Identify every line containing the word "this" and reproduce each one.

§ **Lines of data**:
════

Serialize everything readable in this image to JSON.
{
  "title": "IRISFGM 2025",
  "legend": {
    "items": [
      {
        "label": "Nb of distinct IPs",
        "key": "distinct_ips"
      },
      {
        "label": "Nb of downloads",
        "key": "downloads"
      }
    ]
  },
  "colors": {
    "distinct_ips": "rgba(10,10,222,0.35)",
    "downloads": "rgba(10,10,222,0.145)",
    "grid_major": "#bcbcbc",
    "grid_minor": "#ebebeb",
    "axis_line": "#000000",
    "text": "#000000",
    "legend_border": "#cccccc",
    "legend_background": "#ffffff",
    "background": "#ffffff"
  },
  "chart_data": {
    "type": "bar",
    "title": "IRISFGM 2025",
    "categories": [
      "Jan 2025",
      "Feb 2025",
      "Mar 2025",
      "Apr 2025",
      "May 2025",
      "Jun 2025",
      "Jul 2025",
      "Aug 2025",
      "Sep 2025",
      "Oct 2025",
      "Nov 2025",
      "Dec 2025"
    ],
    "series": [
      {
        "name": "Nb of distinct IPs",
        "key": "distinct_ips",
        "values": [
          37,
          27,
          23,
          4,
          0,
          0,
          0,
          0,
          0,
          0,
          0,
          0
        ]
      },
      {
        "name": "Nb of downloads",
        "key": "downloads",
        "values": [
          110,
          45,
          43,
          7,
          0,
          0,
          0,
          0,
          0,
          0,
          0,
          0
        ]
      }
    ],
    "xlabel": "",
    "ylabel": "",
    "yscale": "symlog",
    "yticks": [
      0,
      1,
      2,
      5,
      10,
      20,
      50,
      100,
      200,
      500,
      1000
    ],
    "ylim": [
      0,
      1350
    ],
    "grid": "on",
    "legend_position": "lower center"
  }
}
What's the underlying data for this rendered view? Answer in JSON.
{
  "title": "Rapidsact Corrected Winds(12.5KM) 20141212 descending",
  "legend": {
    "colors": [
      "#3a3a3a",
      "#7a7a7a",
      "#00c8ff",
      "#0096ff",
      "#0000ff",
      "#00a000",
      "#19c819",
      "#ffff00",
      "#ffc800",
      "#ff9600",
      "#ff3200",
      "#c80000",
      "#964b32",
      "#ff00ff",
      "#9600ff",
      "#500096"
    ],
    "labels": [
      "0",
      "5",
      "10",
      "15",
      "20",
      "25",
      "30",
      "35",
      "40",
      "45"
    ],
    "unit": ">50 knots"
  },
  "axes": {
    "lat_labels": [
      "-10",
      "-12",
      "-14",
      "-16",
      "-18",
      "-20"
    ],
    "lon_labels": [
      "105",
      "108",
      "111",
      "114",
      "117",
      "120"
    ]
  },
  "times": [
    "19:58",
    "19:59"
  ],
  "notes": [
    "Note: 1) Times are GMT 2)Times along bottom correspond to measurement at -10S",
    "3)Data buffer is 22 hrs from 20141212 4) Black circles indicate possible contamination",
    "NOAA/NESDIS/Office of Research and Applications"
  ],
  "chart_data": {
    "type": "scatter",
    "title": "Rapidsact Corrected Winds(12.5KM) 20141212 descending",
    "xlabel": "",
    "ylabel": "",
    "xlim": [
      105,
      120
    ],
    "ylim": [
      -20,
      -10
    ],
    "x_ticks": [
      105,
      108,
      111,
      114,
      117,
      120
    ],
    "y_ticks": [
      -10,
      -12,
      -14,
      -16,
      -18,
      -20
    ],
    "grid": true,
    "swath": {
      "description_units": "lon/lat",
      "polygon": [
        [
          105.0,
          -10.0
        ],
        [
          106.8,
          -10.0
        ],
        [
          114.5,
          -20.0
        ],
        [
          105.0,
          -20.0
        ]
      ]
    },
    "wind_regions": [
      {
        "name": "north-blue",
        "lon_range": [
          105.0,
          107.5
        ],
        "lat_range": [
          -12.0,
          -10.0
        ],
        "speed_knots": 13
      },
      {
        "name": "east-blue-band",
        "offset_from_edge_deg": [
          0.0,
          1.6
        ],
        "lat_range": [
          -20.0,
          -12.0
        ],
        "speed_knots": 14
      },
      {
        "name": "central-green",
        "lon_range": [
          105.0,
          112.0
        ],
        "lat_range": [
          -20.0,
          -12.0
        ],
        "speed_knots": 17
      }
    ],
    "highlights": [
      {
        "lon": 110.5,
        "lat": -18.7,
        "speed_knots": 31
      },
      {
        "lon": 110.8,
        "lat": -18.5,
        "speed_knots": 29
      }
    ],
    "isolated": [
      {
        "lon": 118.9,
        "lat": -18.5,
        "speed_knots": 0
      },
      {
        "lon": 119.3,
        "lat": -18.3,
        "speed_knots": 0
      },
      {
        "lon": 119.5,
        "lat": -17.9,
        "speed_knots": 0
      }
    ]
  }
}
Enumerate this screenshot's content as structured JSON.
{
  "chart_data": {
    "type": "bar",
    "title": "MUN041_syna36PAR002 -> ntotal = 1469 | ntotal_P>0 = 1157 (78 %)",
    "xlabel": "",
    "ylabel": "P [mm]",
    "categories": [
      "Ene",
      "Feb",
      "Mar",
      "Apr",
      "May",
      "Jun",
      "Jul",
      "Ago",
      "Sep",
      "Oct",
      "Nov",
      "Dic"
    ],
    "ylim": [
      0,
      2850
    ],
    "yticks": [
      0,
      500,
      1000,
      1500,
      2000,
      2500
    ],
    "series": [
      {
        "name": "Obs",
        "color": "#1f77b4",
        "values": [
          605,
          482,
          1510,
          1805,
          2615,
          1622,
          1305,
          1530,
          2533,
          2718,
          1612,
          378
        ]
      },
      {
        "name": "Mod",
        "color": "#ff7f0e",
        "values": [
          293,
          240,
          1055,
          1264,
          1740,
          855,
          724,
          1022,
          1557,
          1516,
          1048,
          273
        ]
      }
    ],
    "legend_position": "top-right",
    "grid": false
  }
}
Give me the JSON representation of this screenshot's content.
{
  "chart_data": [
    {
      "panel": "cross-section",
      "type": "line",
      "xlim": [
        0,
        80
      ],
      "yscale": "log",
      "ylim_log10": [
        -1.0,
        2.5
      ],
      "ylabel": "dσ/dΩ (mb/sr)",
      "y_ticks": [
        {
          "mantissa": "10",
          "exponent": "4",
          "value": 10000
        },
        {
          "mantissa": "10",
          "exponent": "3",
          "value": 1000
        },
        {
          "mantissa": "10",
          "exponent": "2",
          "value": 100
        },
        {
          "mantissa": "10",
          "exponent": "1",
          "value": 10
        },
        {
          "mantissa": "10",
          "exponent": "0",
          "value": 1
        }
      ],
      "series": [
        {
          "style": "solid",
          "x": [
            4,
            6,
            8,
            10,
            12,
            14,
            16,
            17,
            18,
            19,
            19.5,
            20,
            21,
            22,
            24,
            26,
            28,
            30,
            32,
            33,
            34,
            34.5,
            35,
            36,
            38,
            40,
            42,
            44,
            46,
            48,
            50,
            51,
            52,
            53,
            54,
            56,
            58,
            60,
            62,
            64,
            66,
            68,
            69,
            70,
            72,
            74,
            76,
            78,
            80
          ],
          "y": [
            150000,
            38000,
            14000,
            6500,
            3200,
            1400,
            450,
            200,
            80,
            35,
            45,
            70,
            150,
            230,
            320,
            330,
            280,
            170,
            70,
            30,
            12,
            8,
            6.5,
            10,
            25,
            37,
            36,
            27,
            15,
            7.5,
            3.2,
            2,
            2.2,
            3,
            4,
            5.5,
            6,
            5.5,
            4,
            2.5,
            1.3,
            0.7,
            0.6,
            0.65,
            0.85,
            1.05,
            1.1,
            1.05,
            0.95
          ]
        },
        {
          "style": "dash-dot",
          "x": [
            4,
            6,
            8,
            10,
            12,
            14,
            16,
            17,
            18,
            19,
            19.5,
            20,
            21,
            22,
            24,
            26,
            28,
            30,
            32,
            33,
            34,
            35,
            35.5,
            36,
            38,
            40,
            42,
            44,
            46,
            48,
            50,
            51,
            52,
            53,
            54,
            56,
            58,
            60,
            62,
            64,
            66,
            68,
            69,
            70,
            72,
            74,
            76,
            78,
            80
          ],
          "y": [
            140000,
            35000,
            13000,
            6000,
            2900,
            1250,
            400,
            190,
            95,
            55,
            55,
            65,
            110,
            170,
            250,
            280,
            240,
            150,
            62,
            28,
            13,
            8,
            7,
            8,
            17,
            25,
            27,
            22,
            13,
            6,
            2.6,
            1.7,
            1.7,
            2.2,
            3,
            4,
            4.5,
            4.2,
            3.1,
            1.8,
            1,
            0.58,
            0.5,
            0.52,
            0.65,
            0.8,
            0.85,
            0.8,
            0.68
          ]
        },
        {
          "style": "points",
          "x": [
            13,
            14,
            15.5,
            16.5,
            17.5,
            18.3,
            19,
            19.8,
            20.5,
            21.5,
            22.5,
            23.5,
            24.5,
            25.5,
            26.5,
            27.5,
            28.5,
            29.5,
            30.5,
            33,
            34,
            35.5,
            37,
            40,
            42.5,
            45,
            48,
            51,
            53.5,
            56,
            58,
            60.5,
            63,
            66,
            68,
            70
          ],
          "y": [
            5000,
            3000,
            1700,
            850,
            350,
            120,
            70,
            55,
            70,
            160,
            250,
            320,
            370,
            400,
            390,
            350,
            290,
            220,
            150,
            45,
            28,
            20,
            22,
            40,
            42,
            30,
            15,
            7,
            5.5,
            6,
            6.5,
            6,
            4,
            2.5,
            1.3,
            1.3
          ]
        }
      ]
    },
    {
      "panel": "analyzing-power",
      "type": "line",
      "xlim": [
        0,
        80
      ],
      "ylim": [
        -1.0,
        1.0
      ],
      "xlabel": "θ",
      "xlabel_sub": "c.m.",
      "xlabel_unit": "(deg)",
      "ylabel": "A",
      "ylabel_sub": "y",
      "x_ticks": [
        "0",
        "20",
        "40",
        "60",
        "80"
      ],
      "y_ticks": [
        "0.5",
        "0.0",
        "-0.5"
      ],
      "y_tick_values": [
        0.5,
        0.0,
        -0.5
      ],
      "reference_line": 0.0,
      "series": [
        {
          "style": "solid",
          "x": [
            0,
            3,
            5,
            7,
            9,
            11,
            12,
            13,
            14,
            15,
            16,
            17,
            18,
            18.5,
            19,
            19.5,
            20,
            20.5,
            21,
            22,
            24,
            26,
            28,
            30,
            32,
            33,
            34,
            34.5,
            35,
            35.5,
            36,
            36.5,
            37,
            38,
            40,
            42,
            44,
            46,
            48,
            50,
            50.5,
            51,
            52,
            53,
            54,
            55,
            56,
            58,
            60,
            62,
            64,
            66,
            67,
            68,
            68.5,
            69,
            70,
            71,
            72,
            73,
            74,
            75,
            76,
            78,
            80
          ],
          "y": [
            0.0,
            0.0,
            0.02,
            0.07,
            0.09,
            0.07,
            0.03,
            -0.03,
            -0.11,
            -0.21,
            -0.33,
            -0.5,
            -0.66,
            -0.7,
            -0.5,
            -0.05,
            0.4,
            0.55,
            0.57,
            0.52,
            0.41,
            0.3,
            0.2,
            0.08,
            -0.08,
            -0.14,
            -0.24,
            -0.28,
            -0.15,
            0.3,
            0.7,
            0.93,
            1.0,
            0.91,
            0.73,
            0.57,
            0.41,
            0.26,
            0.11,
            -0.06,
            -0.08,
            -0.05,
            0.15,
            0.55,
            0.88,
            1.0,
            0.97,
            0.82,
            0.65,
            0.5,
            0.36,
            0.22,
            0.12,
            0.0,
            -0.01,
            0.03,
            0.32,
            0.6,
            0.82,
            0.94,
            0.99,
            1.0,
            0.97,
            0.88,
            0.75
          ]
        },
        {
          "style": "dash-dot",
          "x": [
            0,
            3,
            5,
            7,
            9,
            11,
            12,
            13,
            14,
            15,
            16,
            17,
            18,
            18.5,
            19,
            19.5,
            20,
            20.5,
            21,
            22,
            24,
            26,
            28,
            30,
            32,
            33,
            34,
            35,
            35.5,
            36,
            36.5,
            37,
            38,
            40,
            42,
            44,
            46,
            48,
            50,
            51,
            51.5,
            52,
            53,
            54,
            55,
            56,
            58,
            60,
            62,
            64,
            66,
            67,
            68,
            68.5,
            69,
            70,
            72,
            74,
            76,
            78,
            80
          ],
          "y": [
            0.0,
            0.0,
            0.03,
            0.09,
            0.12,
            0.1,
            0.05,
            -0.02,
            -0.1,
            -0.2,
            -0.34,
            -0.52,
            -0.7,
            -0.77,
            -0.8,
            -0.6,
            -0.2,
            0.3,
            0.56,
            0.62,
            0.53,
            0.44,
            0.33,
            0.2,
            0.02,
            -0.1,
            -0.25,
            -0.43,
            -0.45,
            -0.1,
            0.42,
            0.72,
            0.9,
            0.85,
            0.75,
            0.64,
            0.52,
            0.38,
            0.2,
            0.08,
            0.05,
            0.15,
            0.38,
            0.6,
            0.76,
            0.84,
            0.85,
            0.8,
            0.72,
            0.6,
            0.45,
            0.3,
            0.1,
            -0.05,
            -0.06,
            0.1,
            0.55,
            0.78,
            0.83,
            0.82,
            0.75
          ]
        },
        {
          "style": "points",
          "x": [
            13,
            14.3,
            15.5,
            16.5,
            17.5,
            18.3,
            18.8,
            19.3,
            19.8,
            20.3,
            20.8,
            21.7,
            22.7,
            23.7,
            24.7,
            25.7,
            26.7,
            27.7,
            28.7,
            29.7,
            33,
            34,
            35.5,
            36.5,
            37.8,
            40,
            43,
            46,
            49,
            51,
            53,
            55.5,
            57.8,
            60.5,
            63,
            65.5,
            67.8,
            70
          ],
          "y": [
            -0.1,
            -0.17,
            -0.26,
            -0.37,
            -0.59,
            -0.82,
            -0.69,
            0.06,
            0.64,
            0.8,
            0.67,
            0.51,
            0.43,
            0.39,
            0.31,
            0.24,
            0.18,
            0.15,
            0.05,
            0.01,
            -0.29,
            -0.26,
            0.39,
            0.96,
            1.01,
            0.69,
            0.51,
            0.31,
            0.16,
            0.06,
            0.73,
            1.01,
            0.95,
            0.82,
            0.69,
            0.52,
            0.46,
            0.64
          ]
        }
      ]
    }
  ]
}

════

§ **Result**:
Serialize everything readable in this image to JSON.
What's the underlying data for this rendered view? Answer in JSON.
Enumerate this screenshot's content as structured JSON.
Give me the JSON representation of this screenshot's content.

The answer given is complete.